**EXERCISE DIRECTIONS:** From the listing below, select every line where the word "Process" appears.

>> begin

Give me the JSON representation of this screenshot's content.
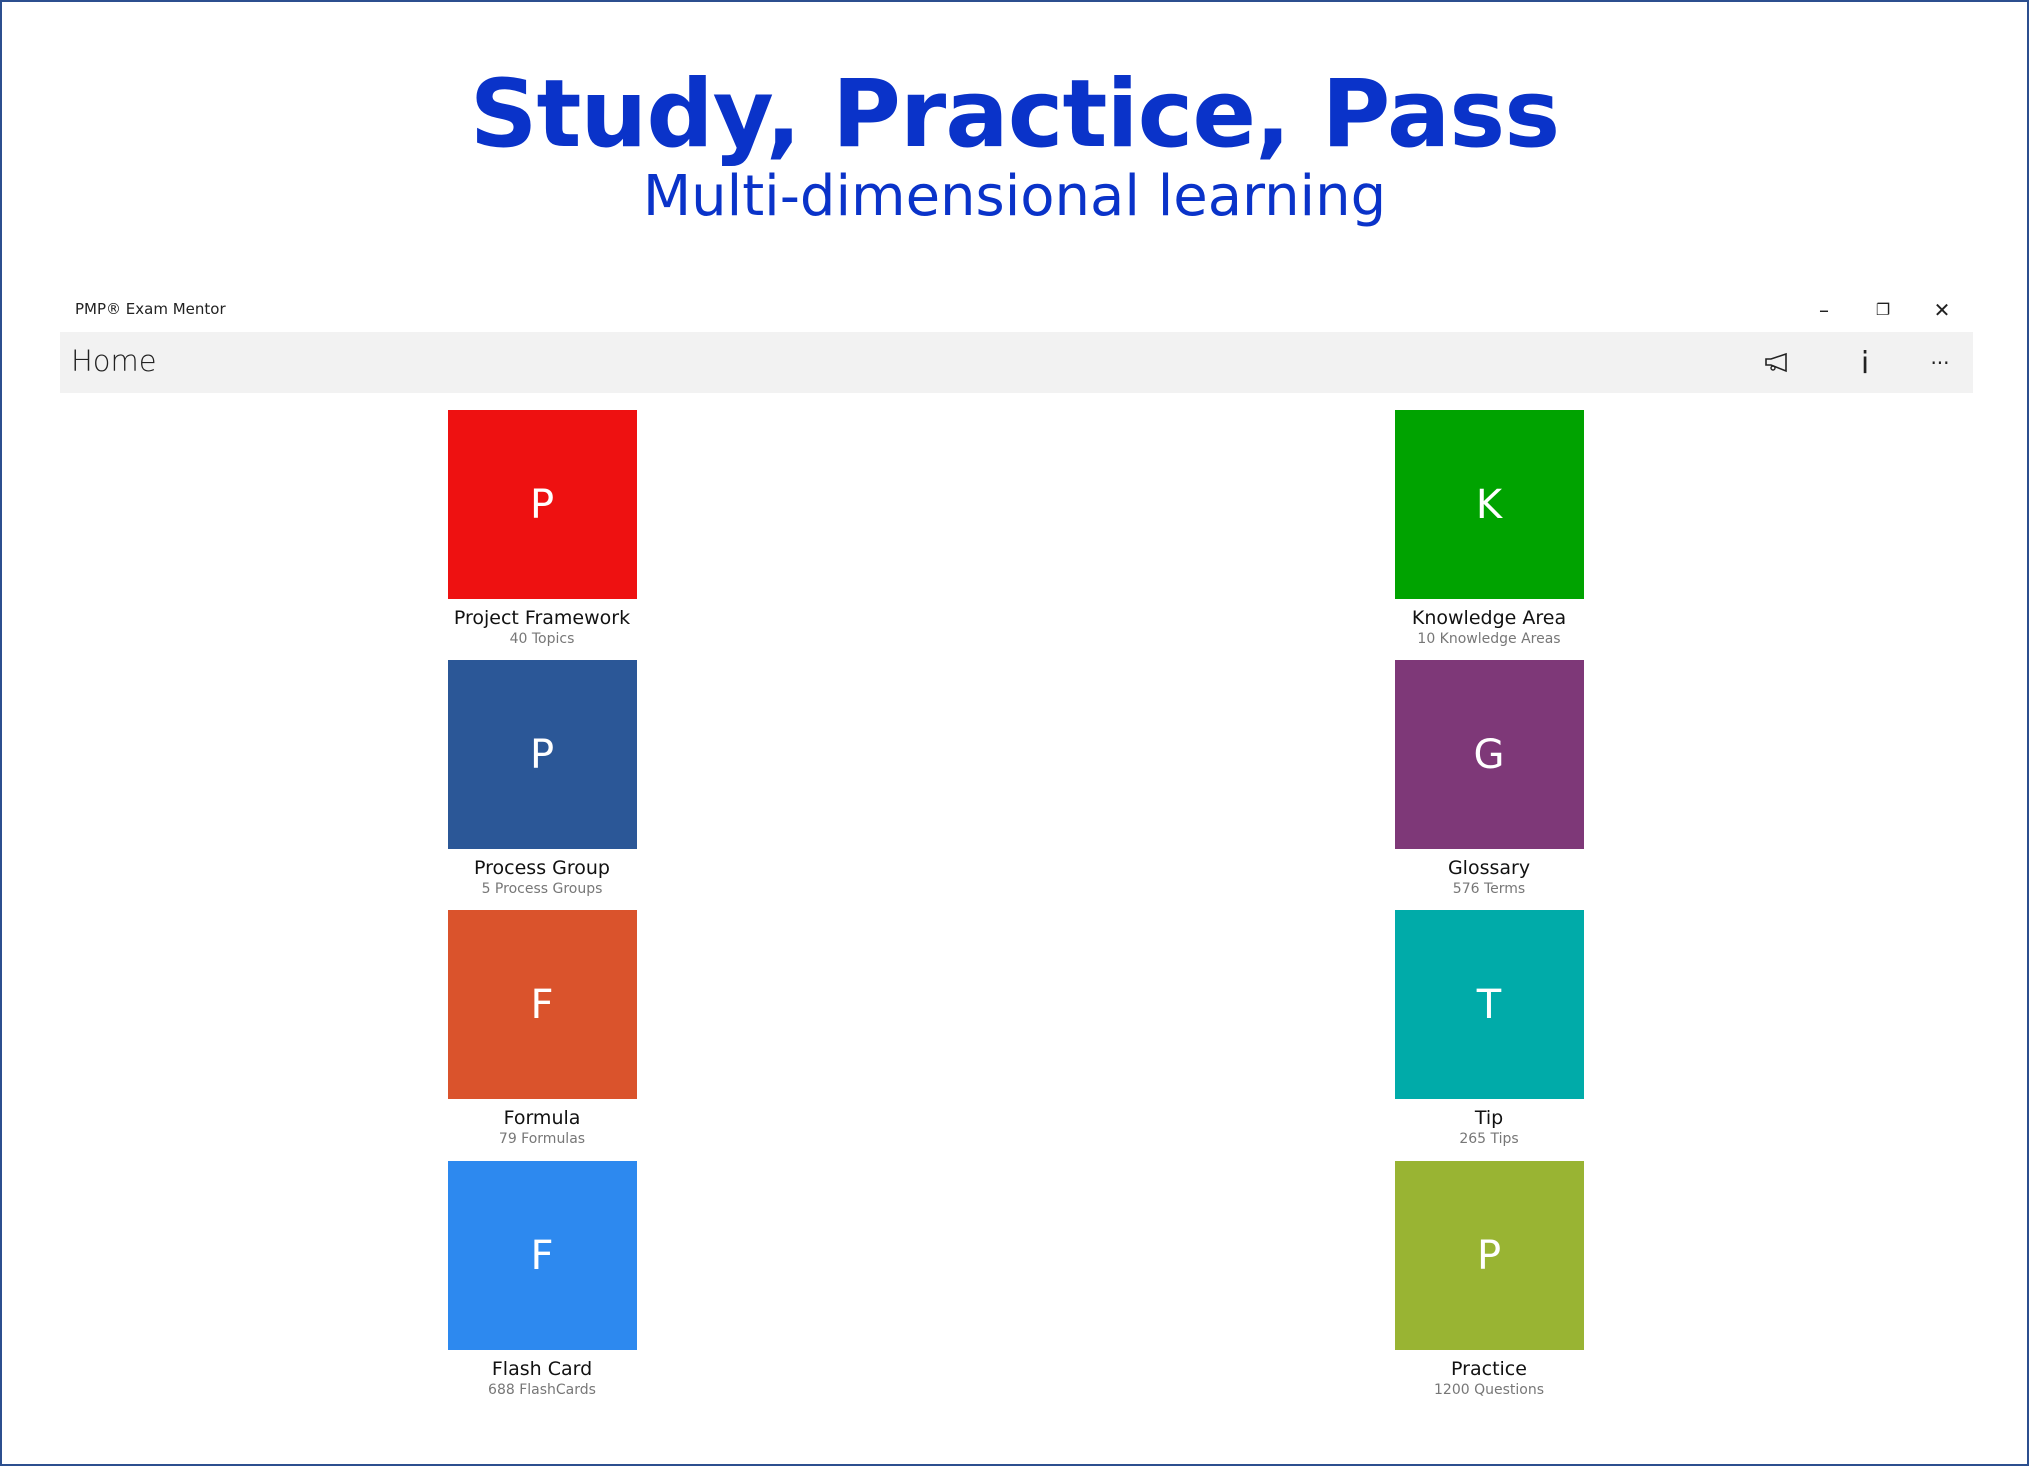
{
  "hero": {
    "title": "Study, Practice, Pass",
    "subtitle": "Multi-dimensional learning"
  },
  "window": {
    "title": "PMP® Exam Mentor",
    "minimize": "–",
    "restore": "❐",
    "close": "✕"
  },
  "header": {
    "title": "Home",
    "info": "i",
    "more": "···"
  },
  "tiles": [
    {
      "letter": "P",
      "title": "Project Framework",
      "subtitle": "40 Topics",
      "color": "#ee1111"
    },
    {
      "letter": "K",
      "title": "Knowledge Area",
      "subtitle": "10 Knowledge Areas",
      "color": "#00a300"
    },
    {
      "letter": "P",
      "title": "Process Group",
      "subtitle": "5 Process Groups",
      "color": "#2b5797"
    },
    {
      "letter": "G",
      "title": "Glossary",
      "subtitle": "576 Terms",
      "color": "#7e3878"
    },
    {
      "letter": "F",
      "title": "Formula",
      "subtitle": "79 Formulas",
      "color": "#da532c"
    },
    {
      "letter": "T",
      "title": "Tip",
      "subtitle": "265 Tips",
      "color": "#00aba9"
    },
    {
      "letter": "F",
      "title": "Flash Card",
      "subtitle": "688 FlashCards",
      "color": "#2d89ef"
    },
    {
      "letter": "P",
      "title": "Practice",
      "subtitle": "1200 Questions",
      "color": "#99b433"
    }
  ]
}
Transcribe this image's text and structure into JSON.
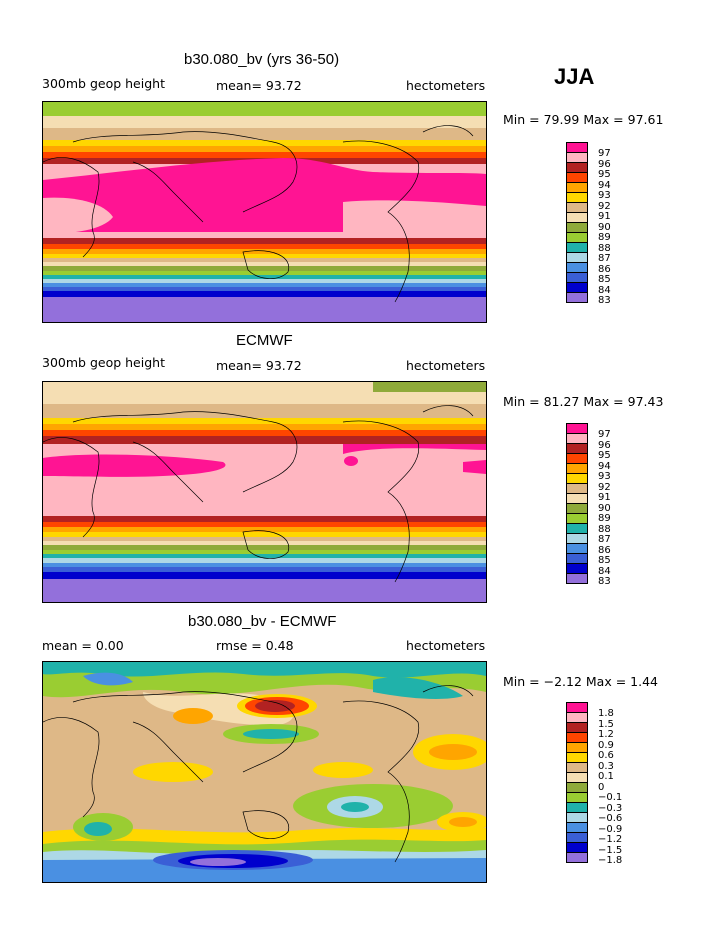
{
  "season": "JJA",
  "panels": [
    {
      "title": "b30.080_bv (yrs 36-50)",
      "left": "300mb geop height",
      "mid": "mean=  93.72",
      "right": "hectometers",
      "minmax": "Min =   79.99 Max =   97.61",
      "levels": [
        "97",
        "96",
        "95",
        "94",
        "93",
        "92",
        "91",
        "90",
        "89",
        "88",
        "87",
        "86",
        "85",
        "84",
        "83"
      ],
      "colors": [
        "#ff1493",
        "#ffb6c1",
        "#b22222",
        "#ff4500",
        "#ffa500",
        "#ffd700",
        "#deb887",
        "#f5deb3",
        "#8faa3a",
        "#9acd32",
        "#20b2aa",
        "#add8e6",
        "#4a90e2",
        "#3a5fd6",
        "#0000cd",
        "#9370db"
      ]
    },
    {
      "title": "ECMWF",
      "left": "300mb geop height",
      "mid": "mean=  93.72",
      "right": "hectometers",
      "minmax": "Min =   81.27 Max =   97.43",
      "levels": [
        "97",
        "96",
        "95",
        "94",
        "93",
        "92",
        "91",
        "90",
        "89",
        "88",
        "87",
        "86",
        "85",
        "84",
        "83"
      ],
      "colors": [
        "#ff1493",
        "#ffb6c1",
        "#b22222",
        "#ff4500",
        "#ffa500",
        "#ffd700",
        "#deb887",
        "#f5deb3",
        "#8faa3a",
        "#9acd32",
        "#20b2aa",
        "#add8e6",
        "#4a90e2",
        "#3a5fd6",
        "#0000cd",
        "#9370db"
      ]
    },
    {
      "title": "b30.080_bv - ECMWF",
      "left": "mean =     0.00",
      "mid": "rmse =     0.48",
      "right": "hectometers",
      "minmax": "Min =  −2.12 Max =    1.44",
      "levels": [
        "1.8",
        "1.5",
        "1.2",
        "0.9",
        "0.6",
        "0.3",
        "0.1",
        "0",
        "−0.1",
        "−0.3",
        "−0.6",
        "−0.9",
        "−1.2",
        "−1.5",
        "−1.8"
      ],
      "colors": [
        "#ff1493",
        "#ffb6c1",
        "#b22222",
        "#ff4500",
        "#ffa500",
        "#ffd700",
        "#deb887",
        "#f5deb3",
        "#8faa3a",
        "#9acd32",
        "#20b2aa",
        "#add8e6",
        "#4a90e2",
        "#3a5fd6",
        "#0000cd",
        "#9370db"
      ]
    }
  ]
}
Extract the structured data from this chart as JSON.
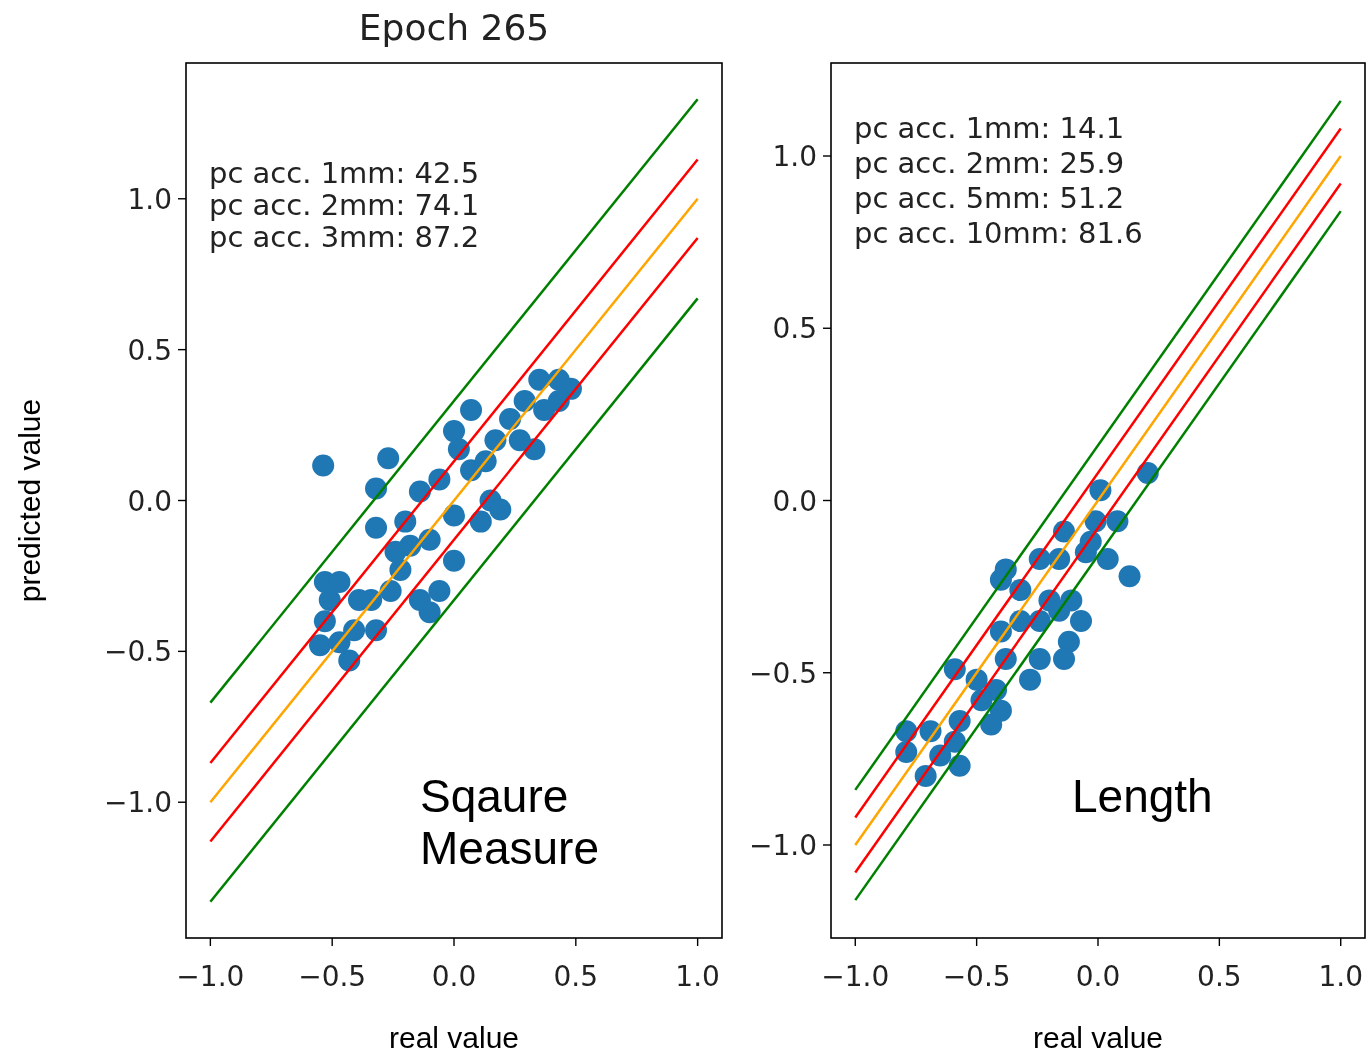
{
  "chart_data": [
    {
      "type": "scatter",
      "title": "Epoch 265",
      "xlabel": "real value",
      "ylabel": "predicted value",
      "marker": "circle",
      "xlim": [
        -1.1,
        1.1
      ],
      "ylim": [
        -1.45,
        1.45
      ],
      "xticks": [
        {
          "value": -1,
          "label": "−1.0"
        },
        {
          "value": -0.5,
          "label": "−0.5"
        },
        {
          "value": 0,
          "label": "0.0"
        },
        {
          "value": 0.5,
          "label": "0.5"
        },
        {
          "value": 1,
          "label": "1.0"
        }
      ],
      "yticks": [
        {
          "value": -1,
          "label": "−1.0"
        },
        {
          "value": -0.5,
          "label": "−0.5"
        },
        {
          "value": 0,
          "label": "0.0"
        },
        {
          "value": 0.5,
          "label": "0.5"
        },
        {
          "value": 1,
          "label": "1.0"
        }
      ],
      "annotations": [
        "pc acc. 1mm: 42.5",
        "pc acc. 2mm: 74.1",
        "pc acc. 3mm: 87.2",
        "Sqaure Measure"
      ],
      "series": [
        {
          "color": "#1f77b4",
          "x": [
            -0.537,
            -0.27,
            -0.32,
            -0.32,
            -0.53,
            -0.47,
            -0.53,
            -0.55,
            -0.43,
            -0.47,
            -0.41,
            -0.32,
            -0.34,
            -0.26,
            -0.22,
            -0.2,
            -0.18,
            -0.14,
            -0.1,
            -0.06,
            0.0,
            -0.14,
            -0.06,
            0.0,
            0.07,
            0.02,
            0.07,
            0.0,
            0.15,
            0.19,
            0.13,
            0.17,
            0.23,
            0.29,
            0.33,
            0.35,
            0.43,
            0.48,
            0.37,
            0.43,
            0.27,
            0.11,
            -0.1,
            -0.24,
            -0.39,
            -0.51
          ],
          "values": [
            0.116,
            0.14,
            0.04,
            -0.09,
            -0.27,
            -0.27,
            -0.4,
            -0.48,
            -0.53,
            -0.47,
            -0.43,
            -0.43,
            -0.33,
            -0.3,
            -0.23,
            -0.07,
            -0.15,
            -0.33,
            -0.37,
            -0.3,
            -0.2,
            0.03,
            0.07,
            0.23,
            0.3,
            0.17,
            0.1,
            -0.05,
            0.0,
            -0.03,
            0.13,
            0.2,
            0.27,
            0.33,
            0.17,
            0.4,
            0.4,
            0.37,
            0.3,
            0.33,
            0.2,
            -0.07,
            -0.13,
            -0.17,
            -0.33,
            -0.33
          ]
        },
        {
          "type": "line",
          "marker": "none",
          "color": "#ffa500",
          "x": [
            -1,
            1
          ],
          "values": [
            -1,
            1
          ]
        },
        {
          "type": "line",
          "marker": "none",
          "color": "#ff0000",
          "x": [
            -1,
            1
          ],
          "values": [
            -0.87,
            1.13
          ]
        },
        {
          "type": "line",
          "marker": "none",
          "color": "#ff0000",
          "x": [
            -1,
            1
          ],
          "values": [
            -1.13,
            0.87
          ]
        },
        {
          "type": "line",
          "marker": "none",
          "color": "#008000",
          "x": [
            -1,
            1
          ],
          "values": [
            -0.67,
            1.33
          ]
        },
        {
          "type": "line",
          "marker": "none",
          "color": "#008000",
          "x": [
            -1,
            1
          ],
          "values": [
            -1.33,
            0.67
          ]
        }
      ]
    },
    {
      "type": "scatter",
      "xlabel": "real value",
      "marker": "circle",
      "xlim": [
        -1.1,
        1.1
      ],
      "ylim": [
        -1.27,
        1.27
      ],
      "xticks": [
        {
          "value": -1,
          "label": "−1.0"
        },
        {
          "value": -0.5,
          "label": "−0.5"
        },
        {
          "value": 0,
          "label": "0.0"
        },
        {
          "value": 0.5,
          "label": "0.5"
        },
        {
          "value": 1,
          "label": "1.0"
        }
      ],
      "yticks": [
        {
          "value": -1,
          "label": "−1.0"
        },
        {
          "value": -0.5,
          "label": "−0.5"
        },
        {
          "value": 0,
          "label": "0.0"
        },
        {
          "value": 0.5,
          "label": "0.5"
        },
        {
          "value": 1,
          "label": "1.0"
        }
      ],
      "annotations": [
        "pc acc. 1mm: 14.1",
        "pc acc. 2mm: 25.9",
        "pc acc. 5mm: 51.2",
        "pc acc. 10mm: 81.6",
        "Length"
      ],
      "series": [
        {
          "color": "#1f77b4",
          "x": [
            0.205,
            0.13,
            0.04,
            0.08,
            0.01,
            -0.01,
            -0.14,
            -0.16,
            -0.11,
            -0.12,
            -0.14,
            -0.24,
            -0.32,
            -0.4,
            -0.38,
            -0.24,
            -0.2,
            -0.4,
            -0.38,
            -0.28,
            -0.42,
            -0.4,
            -0.48,
            -0.57,
            -0.44,
            -0.59,
            -0.57,
            -0.65,
            -0.79,
            -0.79,
            -0.69,
            -0.71,
            -0.59,
            -0.5,
            -0.07,
            -0.05,
            -0.03,
            -0.32,
            -0.24,
            -0.16
          ],
          "values": [
            0.08,
            -0.22,
            -0.17,
            -0.06,
            0.03,
            -0.06,
            -0.09,
            -0.17,
            -0.29,
            -0.41,
            -0.46,
            -0.46,
            -0.26,
            -0.23,
            -0.2,
            -0.17,
            -0.29,
            -0.38,
            -0.46,
            -0.52,
            -0.55,
            -0.61,
            -0.58,
            -0.64,
            -0.65,
            -0.7,
            -0.77,
            -0.74,
            -0.67,
            -0.73,
            -0.67,
            -0.8,
            -0.49,
            -0.52,
            -0.35,
            -0.15,
            -0.12,
            -0.35,
            -0.35,
            -0.32
          ]
        },
        {
          "type": "line",
          "marker": "none",
          "color": "#ffa500",
          "x": [
            -1,
            1
          ],
          "values": [
            -1,
            1
          ]
        },
        {
          "type": "line",
          "marker": "none",
          "color": "#ff0000",
          "x": [
            -1,
            1
          ],
          "values": [
            -0.92,
            1.08
          ]
        },
        {
          "type": "line",
          "marker": "none",
          "color": "#ff0000",
          "x": [
            -1,
            1
          ],
          "values": [
            -1.08,
            0.92
          ]
        },
        {
          "type": "line",
          "marker": "none",
          "color": "#008000",
          "x": [
            -1,
            1
          ],
          "values": [
            -0.84,
            1.16
          ]
        },
        {
          "type": "line",
          "marker": "none",
          "color": "#008000",
          "x": [
            -1,
            1
          ],
          "values": [
            -1.16,
            0.84
          ]
        }
      ]
    }
  ]
}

>> end

**RESULT:**
      "title": "Process Group",
      "subtitle": "5 Process Groups",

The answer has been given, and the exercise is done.